Given instruction:
Gather, from the data below, each line in which the word "shown" occurs.

Records to use:
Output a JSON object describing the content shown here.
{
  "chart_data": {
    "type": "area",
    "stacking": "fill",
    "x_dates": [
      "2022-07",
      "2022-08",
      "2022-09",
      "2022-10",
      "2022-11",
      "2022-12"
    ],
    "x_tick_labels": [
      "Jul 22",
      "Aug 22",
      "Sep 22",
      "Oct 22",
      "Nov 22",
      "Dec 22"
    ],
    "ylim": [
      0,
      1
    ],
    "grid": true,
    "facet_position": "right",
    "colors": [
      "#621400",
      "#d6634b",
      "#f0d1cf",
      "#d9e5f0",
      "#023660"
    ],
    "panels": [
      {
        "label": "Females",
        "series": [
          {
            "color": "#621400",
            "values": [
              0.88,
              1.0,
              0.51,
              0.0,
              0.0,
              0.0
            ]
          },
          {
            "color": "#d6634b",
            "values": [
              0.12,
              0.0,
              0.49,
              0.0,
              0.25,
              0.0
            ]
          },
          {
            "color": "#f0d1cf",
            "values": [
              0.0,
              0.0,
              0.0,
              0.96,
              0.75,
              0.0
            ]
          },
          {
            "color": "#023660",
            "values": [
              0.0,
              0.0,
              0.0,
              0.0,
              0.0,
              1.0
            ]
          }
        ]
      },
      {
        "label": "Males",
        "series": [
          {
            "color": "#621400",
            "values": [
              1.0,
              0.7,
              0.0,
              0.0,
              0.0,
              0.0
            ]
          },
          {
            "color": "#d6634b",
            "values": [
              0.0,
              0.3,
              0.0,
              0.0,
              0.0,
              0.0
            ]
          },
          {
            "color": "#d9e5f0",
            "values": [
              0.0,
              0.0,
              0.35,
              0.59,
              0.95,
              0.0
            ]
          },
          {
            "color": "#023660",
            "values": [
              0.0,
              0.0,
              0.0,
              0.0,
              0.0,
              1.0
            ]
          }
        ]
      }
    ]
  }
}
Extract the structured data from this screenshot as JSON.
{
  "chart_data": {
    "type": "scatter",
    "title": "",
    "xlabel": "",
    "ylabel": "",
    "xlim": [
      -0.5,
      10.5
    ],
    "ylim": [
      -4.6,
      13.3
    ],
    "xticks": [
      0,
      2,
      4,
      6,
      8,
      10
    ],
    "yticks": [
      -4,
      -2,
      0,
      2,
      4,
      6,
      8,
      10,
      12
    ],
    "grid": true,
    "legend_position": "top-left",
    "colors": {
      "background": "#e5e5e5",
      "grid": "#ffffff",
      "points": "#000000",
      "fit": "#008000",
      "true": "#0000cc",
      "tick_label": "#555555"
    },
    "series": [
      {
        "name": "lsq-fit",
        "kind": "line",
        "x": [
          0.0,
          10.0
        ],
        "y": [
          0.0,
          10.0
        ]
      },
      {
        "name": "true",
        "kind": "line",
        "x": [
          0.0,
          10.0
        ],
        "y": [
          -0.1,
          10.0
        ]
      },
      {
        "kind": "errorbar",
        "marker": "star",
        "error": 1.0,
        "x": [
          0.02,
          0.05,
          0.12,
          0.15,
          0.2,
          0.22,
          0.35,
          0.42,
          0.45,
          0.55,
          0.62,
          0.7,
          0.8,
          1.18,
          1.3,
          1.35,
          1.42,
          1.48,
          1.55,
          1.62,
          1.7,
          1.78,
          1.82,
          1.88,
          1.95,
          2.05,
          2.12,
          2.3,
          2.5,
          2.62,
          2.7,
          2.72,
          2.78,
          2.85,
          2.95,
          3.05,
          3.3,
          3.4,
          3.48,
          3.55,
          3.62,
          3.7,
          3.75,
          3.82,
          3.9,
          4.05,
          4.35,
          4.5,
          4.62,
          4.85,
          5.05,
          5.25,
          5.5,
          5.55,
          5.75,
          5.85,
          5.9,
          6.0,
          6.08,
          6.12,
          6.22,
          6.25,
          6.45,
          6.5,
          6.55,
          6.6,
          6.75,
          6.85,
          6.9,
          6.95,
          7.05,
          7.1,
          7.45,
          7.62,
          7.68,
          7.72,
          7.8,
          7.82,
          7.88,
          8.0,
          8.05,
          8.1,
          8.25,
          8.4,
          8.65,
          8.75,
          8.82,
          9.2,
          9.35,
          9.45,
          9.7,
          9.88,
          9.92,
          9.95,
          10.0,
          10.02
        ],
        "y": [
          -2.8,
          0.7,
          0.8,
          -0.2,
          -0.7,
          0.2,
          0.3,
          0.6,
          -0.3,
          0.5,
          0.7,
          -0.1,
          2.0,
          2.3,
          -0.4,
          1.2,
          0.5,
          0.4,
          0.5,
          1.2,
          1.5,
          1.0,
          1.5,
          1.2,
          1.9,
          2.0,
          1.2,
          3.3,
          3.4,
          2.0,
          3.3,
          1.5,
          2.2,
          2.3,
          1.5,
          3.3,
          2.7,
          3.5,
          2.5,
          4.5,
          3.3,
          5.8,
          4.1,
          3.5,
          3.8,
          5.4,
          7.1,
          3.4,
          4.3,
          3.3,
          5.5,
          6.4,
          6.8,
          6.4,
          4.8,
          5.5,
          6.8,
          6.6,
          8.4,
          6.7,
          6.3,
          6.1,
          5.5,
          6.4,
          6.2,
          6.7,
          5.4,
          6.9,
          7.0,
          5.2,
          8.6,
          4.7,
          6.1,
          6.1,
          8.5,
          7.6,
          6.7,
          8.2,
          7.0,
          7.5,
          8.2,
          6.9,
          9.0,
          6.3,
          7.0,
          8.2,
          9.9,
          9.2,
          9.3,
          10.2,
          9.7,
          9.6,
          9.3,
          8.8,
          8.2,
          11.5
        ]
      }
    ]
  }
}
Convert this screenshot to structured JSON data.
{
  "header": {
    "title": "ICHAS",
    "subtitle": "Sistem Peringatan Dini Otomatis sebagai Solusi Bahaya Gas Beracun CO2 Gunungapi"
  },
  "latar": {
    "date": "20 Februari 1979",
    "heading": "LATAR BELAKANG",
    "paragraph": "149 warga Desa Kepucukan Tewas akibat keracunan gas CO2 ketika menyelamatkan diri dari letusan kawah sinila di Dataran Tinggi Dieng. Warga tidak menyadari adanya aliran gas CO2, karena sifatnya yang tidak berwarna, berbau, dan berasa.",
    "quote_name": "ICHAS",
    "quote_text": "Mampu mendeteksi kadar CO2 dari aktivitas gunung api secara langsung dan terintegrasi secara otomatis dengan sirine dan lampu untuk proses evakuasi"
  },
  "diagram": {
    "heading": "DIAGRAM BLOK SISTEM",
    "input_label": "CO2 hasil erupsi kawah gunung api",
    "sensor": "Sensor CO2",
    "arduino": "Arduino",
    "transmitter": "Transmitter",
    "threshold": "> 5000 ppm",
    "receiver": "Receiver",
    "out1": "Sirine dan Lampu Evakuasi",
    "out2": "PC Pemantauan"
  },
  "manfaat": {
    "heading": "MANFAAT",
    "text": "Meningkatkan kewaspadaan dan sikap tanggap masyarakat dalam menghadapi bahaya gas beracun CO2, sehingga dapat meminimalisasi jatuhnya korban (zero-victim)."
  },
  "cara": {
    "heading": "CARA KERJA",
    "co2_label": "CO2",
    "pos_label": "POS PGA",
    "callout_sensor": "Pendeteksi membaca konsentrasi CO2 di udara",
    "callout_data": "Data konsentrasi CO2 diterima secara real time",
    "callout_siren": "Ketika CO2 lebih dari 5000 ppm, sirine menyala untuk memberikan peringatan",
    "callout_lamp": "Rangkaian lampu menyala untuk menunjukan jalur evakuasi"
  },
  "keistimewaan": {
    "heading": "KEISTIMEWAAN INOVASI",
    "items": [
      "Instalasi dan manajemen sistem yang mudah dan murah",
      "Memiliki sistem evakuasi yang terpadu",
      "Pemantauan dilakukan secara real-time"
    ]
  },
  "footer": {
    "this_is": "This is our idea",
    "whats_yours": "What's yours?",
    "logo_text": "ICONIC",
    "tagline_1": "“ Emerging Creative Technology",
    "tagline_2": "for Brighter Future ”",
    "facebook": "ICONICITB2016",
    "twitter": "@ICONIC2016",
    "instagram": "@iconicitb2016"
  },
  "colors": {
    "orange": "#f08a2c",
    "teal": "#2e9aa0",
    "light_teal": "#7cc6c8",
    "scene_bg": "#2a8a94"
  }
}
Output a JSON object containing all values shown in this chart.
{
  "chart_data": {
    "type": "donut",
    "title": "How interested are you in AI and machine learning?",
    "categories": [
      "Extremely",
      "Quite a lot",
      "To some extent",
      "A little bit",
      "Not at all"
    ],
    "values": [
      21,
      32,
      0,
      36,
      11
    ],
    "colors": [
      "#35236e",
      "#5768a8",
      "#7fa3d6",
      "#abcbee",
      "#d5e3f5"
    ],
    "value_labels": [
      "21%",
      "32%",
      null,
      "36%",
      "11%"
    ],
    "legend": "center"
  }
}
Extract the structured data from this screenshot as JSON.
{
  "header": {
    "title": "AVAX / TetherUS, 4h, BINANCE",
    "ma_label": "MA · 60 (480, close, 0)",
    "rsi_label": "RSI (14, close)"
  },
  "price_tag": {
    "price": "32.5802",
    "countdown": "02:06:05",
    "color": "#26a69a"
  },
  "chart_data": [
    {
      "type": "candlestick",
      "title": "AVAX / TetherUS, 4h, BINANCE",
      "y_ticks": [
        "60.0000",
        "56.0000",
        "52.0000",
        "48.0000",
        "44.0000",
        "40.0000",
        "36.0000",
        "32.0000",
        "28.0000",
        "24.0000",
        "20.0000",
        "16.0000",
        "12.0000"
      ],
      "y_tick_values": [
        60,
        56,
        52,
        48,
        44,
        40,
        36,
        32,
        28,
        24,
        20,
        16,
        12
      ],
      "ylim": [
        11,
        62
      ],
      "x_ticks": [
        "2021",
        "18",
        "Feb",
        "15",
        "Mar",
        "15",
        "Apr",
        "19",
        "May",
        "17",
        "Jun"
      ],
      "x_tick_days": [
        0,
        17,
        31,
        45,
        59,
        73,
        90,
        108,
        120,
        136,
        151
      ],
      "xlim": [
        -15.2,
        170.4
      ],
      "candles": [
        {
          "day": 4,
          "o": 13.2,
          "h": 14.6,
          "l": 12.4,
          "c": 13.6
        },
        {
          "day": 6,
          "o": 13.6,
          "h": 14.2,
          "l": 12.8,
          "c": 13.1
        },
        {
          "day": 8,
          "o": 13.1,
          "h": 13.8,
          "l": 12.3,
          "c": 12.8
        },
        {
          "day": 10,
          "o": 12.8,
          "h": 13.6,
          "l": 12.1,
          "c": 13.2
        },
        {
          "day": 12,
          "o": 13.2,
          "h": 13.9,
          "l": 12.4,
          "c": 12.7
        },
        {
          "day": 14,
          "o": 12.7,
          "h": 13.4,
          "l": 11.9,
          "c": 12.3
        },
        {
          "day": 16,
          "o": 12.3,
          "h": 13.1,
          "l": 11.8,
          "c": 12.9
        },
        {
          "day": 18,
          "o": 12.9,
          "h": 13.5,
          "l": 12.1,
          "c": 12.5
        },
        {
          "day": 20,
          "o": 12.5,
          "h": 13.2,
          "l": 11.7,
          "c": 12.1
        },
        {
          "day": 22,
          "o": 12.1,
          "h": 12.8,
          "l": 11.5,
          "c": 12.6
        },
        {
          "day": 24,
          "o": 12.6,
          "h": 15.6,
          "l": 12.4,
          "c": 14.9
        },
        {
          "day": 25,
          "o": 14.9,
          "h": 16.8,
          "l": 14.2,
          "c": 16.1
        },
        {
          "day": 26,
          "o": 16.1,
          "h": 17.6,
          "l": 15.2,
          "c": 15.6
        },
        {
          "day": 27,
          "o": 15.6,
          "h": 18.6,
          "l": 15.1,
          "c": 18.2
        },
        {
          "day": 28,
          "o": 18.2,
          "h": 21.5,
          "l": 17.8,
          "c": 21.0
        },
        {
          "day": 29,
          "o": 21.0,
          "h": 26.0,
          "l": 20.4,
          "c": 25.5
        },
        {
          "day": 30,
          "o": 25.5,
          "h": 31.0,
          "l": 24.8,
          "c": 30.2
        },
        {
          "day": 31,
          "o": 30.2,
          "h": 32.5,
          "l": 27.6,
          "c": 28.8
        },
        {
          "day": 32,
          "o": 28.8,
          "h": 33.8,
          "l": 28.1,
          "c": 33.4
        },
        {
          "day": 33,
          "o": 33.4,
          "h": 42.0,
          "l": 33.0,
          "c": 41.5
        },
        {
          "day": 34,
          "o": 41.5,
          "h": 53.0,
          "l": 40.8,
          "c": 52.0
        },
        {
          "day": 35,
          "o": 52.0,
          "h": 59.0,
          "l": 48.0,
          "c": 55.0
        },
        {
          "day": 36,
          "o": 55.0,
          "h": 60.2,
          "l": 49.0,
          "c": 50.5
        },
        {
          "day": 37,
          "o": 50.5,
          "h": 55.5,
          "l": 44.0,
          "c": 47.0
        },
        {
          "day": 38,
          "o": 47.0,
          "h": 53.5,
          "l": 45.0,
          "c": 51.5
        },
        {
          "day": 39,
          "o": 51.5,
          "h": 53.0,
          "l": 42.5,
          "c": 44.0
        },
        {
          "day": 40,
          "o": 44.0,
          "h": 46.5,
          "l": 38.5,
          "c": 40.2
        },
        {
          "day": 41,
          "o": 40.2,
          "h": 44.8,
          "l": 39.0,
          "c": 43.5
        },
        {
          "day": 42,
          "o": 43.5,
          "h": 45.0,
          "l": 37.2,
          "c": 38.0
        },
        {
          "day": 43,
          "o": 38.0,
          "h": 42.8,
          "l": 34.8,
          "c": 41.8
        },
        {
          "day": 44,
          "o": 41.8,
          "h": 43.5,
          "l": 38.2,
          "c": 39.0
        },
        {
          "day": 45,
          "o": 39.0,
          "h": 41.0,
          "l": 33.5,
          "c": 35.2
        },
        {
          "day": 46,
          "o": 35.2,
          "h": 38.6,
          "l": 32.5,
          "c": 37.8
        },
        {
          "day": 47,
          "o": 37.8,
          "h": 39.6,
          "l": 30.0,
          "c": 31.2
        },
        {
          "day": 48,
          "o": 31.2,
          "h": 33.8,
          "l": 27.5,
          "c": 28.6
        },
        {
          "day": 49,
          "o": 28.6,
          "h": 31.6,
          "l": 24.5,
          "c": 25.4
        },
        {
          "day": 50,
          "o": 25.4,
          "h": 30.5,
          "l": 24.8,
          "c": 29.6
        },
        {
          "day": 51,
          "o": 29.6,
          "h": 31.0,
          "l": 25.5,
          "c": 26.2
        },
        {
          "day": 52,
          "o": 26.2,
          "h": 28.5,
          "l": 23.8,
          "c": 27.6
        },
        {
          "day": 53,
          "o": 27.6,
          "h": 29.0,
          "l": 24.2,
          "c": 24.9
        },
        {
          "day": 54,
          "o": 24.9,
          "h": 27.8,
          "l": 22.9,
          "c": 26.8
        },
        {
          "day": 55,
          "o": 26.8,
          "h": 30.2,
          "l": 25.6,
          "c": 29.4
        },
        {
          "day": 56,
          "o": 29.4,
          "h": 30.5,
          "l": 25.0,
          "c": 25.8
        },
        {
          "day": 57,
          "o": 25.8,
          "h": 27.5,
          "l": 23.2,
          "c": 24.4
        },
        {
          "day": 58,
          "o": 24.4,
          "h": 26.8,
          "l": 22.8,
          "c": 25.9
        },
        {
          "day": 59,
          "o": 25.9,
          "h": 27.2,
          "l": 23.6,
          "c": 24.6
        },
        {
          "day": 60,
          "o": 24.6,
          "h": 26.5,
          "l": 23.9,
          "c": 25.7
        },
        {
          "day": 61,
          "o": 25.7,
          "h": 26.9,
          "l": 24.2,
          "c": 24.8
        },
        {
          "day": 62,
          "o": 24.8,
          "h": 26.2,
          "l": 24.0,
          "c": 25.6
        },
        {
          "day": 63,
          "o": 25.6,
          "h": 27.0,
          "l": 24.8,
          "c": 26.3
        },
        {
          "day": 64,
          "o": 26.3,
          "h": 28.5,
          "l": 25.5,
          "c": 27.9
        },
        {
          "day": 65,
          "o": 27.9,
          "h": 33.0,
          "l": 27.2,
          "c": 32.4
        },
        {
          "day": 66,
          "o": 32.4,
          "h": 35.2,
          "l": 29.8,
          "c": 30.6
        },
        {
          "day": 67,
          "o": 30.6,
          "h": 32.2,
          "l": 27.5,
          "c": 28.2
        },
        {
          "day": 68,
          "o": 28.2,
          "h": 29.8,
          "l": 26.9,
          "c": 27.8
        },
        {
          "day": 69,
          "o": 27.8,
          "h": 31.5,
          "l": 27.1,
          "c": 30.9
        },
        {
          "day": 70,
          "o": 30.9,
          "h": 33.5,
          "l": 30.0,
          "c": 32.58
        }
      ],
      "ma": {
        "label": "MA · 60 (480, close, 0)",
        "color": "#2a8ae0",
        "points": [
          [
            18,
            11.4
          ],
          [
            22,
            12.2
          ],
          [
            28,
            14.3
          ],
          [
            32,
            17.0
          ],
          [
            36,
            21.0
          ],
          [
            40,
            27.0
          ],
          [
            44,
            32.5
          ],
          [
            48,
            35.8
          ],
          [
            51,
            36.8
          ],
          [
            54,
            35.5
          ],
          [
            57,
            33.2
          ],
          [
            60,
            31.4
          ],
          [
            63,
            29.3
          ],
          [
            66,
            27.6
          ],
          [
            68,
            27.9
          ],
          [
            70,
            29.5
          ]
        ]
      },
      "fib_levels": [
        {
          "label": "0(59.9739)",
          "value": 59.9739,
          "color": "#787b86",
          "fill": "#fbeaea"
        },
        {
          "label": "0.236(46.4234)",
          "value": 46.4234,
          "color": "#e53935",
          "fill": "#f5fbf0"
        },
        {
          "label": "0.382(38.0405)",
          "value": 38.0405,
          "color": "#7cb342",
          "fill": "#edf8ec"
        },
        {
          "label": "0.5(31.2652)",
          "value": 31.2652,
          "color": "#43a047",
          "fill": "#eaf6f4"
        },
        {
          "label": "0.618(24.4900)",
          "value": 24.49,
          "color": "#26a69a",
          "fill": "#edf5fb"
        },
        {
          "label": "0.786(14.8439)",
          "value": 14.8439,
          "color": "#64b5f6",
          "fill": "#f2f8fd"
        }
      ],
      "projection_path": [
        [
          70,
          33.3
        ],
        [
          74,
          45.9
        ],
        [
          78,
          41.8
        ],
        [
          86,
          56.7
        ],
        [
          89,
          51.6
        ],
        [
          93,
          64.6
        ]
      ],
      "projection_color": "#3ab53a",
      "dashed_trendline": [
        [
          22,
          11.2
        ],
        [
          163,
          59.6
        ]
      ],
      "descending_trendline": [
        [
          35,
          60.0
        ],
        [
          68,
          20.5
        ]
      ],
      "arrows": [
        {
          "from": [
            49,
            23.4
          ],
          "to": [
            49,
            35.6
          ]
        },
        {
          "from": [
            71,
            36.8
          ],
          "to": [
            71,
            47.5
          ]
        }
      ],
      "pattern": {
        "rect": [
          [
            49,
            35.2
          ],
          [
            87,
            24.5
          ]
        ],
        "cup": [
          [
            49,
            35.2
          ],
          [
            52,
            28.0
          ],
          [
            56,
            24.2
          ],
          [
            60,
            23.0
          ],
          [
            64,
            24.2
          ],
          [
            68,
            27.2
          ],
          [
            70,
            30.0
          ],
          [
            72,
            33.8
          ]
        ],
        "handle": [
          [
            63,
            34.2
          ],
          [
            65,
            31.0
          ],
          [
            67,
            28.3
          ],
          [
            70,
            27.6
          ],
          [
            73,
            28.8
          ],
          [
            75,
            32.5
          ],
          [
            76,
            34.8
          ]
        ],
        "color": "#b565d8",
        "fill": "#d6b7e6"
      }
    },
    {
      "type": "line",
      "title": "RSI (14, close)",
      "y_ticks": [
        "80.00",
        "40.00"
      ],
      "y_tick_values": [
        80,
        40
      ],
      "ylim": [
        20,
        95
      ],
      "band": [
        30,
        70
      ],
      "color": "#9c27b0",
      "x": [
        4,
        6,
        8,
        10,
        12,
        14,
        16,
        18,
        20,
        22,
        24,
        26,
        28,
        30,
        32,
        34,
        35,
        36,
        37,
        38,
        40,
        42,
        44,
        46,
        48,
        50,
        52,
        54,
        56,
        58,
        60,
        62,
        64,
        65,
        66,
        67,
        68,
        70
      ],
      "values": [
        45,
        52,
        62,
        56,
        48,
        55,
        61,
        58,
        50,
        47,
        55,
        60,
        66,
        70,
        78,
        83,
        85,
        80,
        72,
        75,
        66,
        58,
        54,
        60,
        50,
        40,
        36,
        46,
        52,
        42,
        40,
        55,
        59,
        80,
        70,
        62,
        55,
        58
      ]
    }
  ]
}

Response to the exercise:
Output a JSON object describing the content shown here.
Output a JSON object containing all values shown in this chart.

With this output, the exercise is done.